* **INFORMATION SUPPLIED**
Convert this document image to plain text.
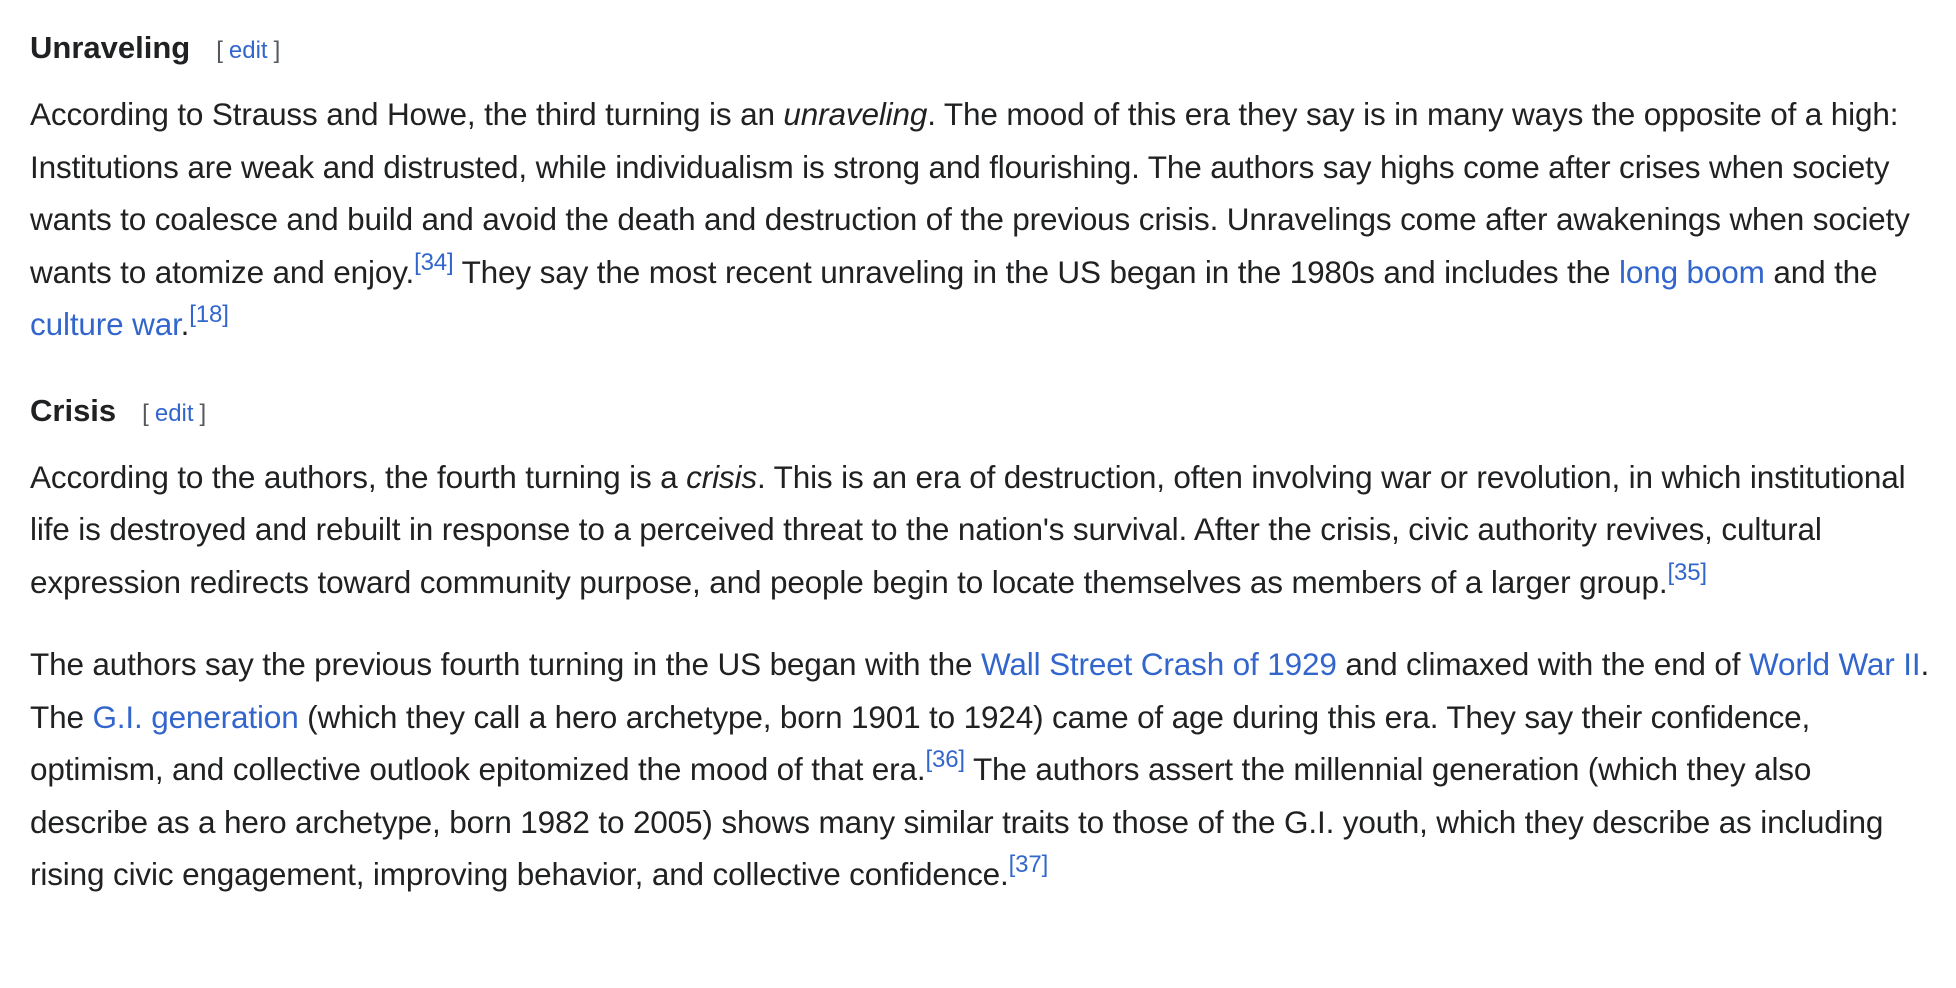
Unraveling [ edit ]

According to Strauss and Howe, the third turning is an unraveling. The mood of this era they say is in many ways the opposite of a high: Institutions are weak and distrusted, while individualism is strong and flourishing. The authors say highs come after crises when society wants to coalesce and build and avoid the death and destruction of the previous crisis. Unravelings come after awakenings when society wants to atomize and enjoy.[34] They say the most recent unraveling in the US began in the 1980s and includes the long boom and the culture war.[18]

Crisis [ edit ]

According to the authors, the fourth turning is a crisis. This is an era of destruction, often involving war or revolution, in which institutional life is destroyed and rebuilt in response to a perceived threat to the nation's survival. After the crisis, civic authority revives, cultural expression redirects toward community purpose, and people begin to locate themselves as members of a larger group.[35]

The authors say the previous fourth turning in the US began with the Wall Street Crash of 1929 and climaxed with the end of World War II. The G.I. generation (which they call a hero archetype, born 1901 to 1924) came of age during this era. They say their confidence, optimism, and collective outlook epitomized the mood of that era.[36] The authors assert the millennial generation (which they also describe as a hero archetype, born 1982 to 2005) shows many similar traits to those of the G.I. youth, which they describe as including rising civic engagement, improving behavior, and collective confidence.[37]
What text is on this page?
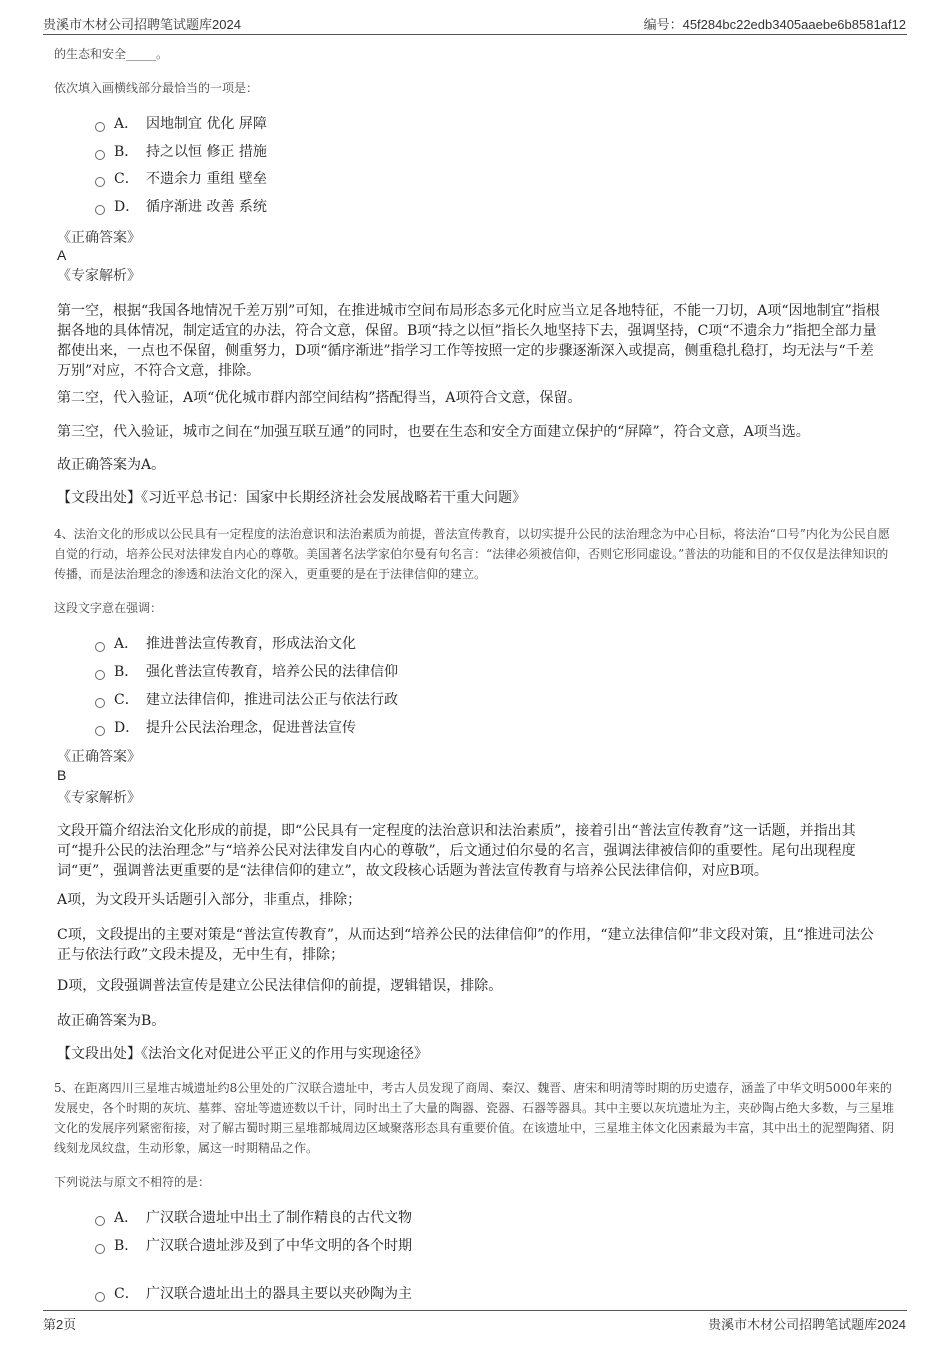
贵溪市木材公司招聘笔试题库2024	编号：45f284bc22edb3405aaebe6b8581af12

的生态和安全_____。

依次填入画横线部分最恰当的一项是：

A． 因地制宜 优化 屏障
B． 持之以恒 修正 措施
C． 不遗余力 重组 壁垒
D． 循序渐进 改善 系统

《正确答案》

A

《专家解析》

第一空，根据“我国各地情况千差万别”可知，在推进城市空间布局形态多元化时应当立足各地特征，不能一刀切，A项“因地制宜”指根据各地的具体情况，制定适宜的办法，符合文意，保留。B项“持之以恒”指长久地坚持下去，强调坚持，C项“不遗余力”指把全部力量都使出来，一点也不保留，侧重努力，D项“循序渐进”指学习工作等按照一定的步骤逐渐深入或提高，侧重稳扎稳打，均无法与“千差万别”对应，不符合文意，排除。

第二空，代入验证，A项“优化城市群内部空间结构”搭配得当，A项符合文意，保留。

第三空，代入验证，城市之间在“加强互联互通”的同时，也要在生态和安全方面建立保护的“屏障”，符合文意，A项当选。

故正确答案为A。

【文段出处】《习近平总书记：国家中长期经济社会发展战略若干重大问题》

4、法治文化的形成以公民具有一定程度的法治意识和法治素质为前提，普法宣传教育，以切实提升公民的法治理念为中心目标，将法治“口号”内化为公民自愿自觉的行动，培养公民对法律发自内心的尊敬。美国著名法学家伯尔曼有句名言：“法律必须被信仰，否则它形同虚设。”普法的功能和目的不仅仅是法律知识的传播，而是法治理念的渗透和法治文化的深入，更重要的是在于法律信仰的建立。

这段文字意在强调：

A． 推进普法宣传教育，形成法治文化
B． 强化普法宣传教育，培养公民的法律信仰
C． 建立法律信仰，推进司法公正与依法行政
D． 提升公民法治理念，促进普法宣传

《正确答案》

B

《专家解析》

文段开篇介绍法治文化形成的前提，即“公民具有一定程度的法治意识和法治素质”，接着引出“普法宣传教育”这一话题，并指出其可“提升公民的法治理念”与“培养公民对法律发自内心的尊敬”，后文通过伯尔曼的名言，强调法律被信仰的重要性。尾句出现程度词“更”，强调普法更重要的是“法律信仰的建立”，故文段核心话题为普法宣传教育与培养公民法律信仰，对应B项。

A项，为文段开头话题引入部分，非重点，排除；

C项，文段提出的主要对策是“普法宣传教育”，从而达到“培养公民的法律信仰”的作用，“建立法律信仰”非文段对策，且“推进司法公正与依法行政”文段未提及，无中生有，排除；

D项，文段强调普法宣传是建立公民法律信仰的前提，逻辑错误，排除。

故正确答案为B。

【文段出处】《法治文化对促进公平正义的作用与实现途径》

5、在距离四川三星堆古城遗址约8公里处的广汉联合遗址中，考古人员发现了商周、秦汉、魏晋、唐宋和明清等时期的历史遗存，涵盖了中华文明5000年来的发展史，各个时期的灰坑、墓葬、窑址等遗迹数以千计，同时出土了大量的陶器、瓷器、石器等器具。其中主要以灰坑遗址为主，夹砂陶占绝大多数，与三星堆文化的发展序列紧密衔接，对了解古蜀时期三星堆都城周边区域聚落形态具有重要价值。在该遗址中，三星堆主体文化因素最为丰富，其中出土的泥塑陶猪、阴线刻龙凤纹盘，生动形象，属这一时期精品之作。

下列说法与原文不相符的是：

A． 广汉联合遗址中出土了制作精良的古代文物
B． 广汉联合遗址涉及到了中华文明的各个时期
C． 广汉联合遗址出土的器具主要以夹砂陶为主
第2页	贵溪市木材公司招聘笔试题库2024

* **STATED TASK**
Reproduce each line exactly, please, except for any pictures.

* **EXPECTED ANSWER**
Convert this document image to plain text.
Unraveling [ edit ]

According to Strauss and Howe, the third turning is an unraveling. The mood of this era they say is in many ways the opposite of a high: Institutions are weak and distrusted, while individualism is strong and flourishing. The authors say highs come after crises when society wants to coalesce and build and avoid the death and destruction of the previous crisis. Unravelings come after awakenings when society wants to atomize and enjoy.[34] They say the most recent unraveling in the US began in the 1980s and includes the long boom and the culture war.[18]

Crisis [ edit ]

According to the authors, the fourth turning is a crisis. This is an era of destruction, often involving war or revolution, in which institutional life is destroyed and rebuilt in response to a perceived threat to the nation's survival. After the crisis, civic authority revives, cultural expression redirects toward community purpose, and people begin to locate themselves as members of a larger group.[35]

The authors say the previous fourth turning in the US began with the Wall Street Crash of 1929 and climaxed with the end of World War II. The G.I. generation (which they call a hero archetype, born 1901 to 1924) came of age during this era. They say their confidence, optimism, and collective outlook epitomized the mood of that era.[36] The authors assert the millennial generation (which they also describe as a hero archetype, born 1982 to 2005) shows many similar traits to those of the G.I. youth, which they describe as including rising civic engagement, improving behavior, and collective confidence.[37]
What text is on this page?
贵溪市木材公司招聘笔试题库2024	编号：45f284bc22edb3405aaebe6b8581af12

的生态和安全_____。

依次填入画横线部分最恰当的一项是：

A． 因地制宜 优化 屏障
B． 持之以恒 修正 措施
C． 不遗余力 重组 壁垒
D． 循序渐进 改善 系统

《正确答案》

A

《专家解析》

第一空，根据“我国各地情况千差万别”可知，在推进城市空间布局形态多元化时应当立足各地特征，不能一刀切，A项“因地制宜”指根据各地的具体情况，制定适宜的办法，符合文意，保留。B项“持之以恒”指长久地坚持下去，强调坚持，C项“不遗余力”指把全部力量都使出来，一点也不保留，侧重努力，D项“循序渐进”指学习工作等按照一定的步骤逐渐深入或提高，侧重稳扎稳打，均无法与“千差万别”对应，不符合文意，排除。

第二空，代入验证，A项“优化城市群内部空间结构”搭配得当，A项符合文意，保留。

第三空，代入验证，城市之间在“加强互联互通”的同时，也要在生态和安全方面建立保护的“屏障”，符合文意，A项当选。

故正确答案为A。

【文段出处】《习近平总书记：国家中长期经济社会发展战略若干重大问题》

4、法治文化的形成以公民具有一定程度的法治意识和法治素质为前提，普法宣传教育，以切实提升公民的法治理念为中心目标，将法治“口号”内化为公民自愿自觉的行动，培养公民对法律发自内心的尊敬。美国著名法学家伯尔曼有句名言：“法律必须被信仰，否则它形同虚设。”普法的功能和目的不仅仅是法律知识的传播，而是法治理念的渗透和法治文化的深入，更重要的是在于法律信仰的建立。

这段文字意在强调：

A． 推进普法宣传教育，形成法治文化
B． 强化普法宣传教育，培养公民的法律信仰
C． 建立法律信仰，推进司法公正与依法行政
D． 提升公民法治理念，促进普法宣传

《正确答案》

B

《专家解析》

文段开篇介绍法治文化形成的前提，即“公民具有一定程度的法治意识和法治素质”，接着引出“普法宣传教育”这一话题，并指出其可“提升公民的法治理念”与“培养公民对法律发自内心的尊敬”，后文通过伯尔曼的名言，强调法律被信仰的重要性。尾句出现程度词“更”，强调普法更重要的是“法律信仰的建立”，故文段核心话题为普法宣传教育与培养公民法律信仰，对应B项。

A项，为文段开头话题引入部分，非重点，排除；

C项，文段提出的主要对策是“普法宣传教育”，从而达到“培养公民的法律信仰”的作用，“建立法律信仰”非文段对策，且“推进司法公正与依法行政”文段未提及，无中生有，排除；

D项，文段强调普法宣传是建立公民法律信仰的前提，逻辑错误，排除。

故正确答案为B。

【文段出处】《法治文化对促进公平正义的作用与实现途径》

5、在距离四川三星堆古城遗址约8公里处的广汉联合遗址中，考古人员发现了商周、秦汉、魏晋、唐宋和明清等时期的历史遗存，涵盖了中华文明5000年来的发展史，各个时期的灰坑、墓葬、窑址等遗迹数以千计，同时出土了大量的陶器、瓷器、石器等器具。其中主要以灰坑遗址为主，夹砂陶占绝大多数，与三星堆文化的发展序列紧密衔接，对了解古蜀时期三星堆都城周边区域聚落形态具有重要价值。在该遗址中，三星堆主体文化因素最为丰富，其中出土的泥塑陶猪、阴线刻龙凤纹盘，生动形象，属这一时期精品之作。

下列说法与原文不相符的是：

A． 广汉联合遗址中出土了制作精良的古代文物
B． 广汉联合遗址涉及到了中华文明的各个时期
C． 广汉联合遗址出土的器具主要以夹砂陶为主
第2页	贵溪市木材公司招聘笔试题库2024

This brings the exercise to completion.